> Task statement: Pick out all lines in the listing holding the string "zasveti" and copy them.

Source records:
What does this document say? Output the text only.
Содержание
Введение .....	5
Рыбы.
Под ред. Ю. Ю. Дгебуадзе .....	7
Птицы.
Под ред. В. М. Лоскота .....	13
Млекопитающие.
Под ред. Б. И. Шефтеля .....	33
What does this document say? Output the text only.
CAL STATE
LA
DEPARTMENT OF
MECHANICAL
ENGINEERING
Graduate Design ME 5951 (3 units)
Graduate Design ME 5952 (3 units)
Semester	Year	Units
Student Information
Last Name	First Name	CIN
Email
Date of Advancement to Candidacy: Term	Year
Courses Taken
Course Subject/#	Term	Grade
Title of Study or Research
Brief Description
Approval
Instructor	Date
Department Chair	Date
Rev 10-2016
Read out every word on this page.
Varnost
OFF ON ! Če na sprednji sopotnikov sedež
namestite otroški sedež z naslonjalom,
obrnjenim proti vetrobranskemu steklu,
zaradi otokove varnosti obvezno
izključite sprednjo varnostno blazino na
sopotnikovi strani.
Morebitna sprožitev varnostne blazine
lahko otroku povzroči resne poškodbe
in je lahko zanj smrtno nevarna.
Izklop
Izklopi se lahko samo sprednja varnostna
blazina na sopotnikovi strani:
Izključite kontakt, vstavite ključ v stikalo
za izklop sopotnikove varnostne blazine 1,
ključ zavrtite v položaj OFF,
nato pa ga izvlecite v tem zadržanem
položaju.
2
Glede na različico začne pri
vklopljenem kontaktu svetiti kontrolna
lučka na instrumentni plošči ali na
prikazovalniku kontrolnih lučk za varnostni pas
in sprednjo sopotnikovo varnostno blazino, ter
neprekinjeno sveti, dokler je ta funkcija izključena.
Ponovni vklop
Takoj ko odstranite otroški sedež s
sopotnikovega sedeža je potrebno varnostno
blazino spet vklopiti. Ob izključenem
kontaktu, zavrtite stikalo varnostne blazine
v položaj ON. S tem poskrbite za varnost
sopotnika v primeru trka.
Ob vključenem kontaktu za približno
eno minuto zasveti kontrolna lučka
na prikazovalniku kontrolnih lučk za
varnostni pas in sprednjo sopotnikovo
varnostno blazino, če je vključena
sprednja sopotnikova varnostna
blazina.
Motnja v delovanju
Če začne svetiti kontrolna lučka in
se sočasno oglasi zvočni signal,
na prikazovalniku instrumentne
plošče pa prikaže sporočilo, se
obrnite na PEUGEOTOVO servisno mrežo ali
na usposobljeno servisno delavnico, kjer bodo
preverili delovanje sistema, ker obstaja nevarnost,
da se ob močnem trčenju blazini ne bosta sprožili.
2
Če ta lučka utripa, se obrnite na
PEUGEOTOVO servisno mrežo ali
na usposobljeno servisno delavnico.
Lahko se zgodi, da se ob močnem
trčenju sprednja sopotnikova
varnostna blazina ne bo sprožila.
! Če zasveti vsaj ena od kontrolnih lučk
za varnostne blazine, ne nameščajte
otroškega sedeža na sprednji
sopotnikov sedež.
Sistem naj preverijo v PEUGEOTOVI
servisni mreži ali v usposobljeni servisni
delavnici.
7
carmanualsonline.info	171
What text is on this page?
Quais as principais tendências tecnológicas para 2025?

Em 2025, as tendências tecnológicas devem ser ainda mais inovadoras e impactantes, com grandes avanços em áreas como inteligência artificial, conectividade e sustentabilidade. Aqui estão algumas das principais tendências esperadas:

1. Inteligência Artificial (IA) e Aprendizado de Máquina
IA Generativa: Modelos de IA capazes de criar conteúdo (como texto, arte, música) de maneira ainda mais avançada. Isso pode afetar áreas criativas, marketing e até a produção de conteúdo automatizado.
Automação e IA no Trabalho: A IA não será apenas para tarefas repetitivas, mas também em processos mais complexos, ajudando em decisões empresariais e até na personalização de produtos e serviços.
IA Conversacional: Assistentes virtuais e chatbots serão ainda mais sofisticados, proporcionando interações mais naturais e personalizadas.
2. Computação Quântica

> The solution:
eno minuto zasveti kontrolna lučka
! Če zasveti vsaj ena od kontrolnih lučk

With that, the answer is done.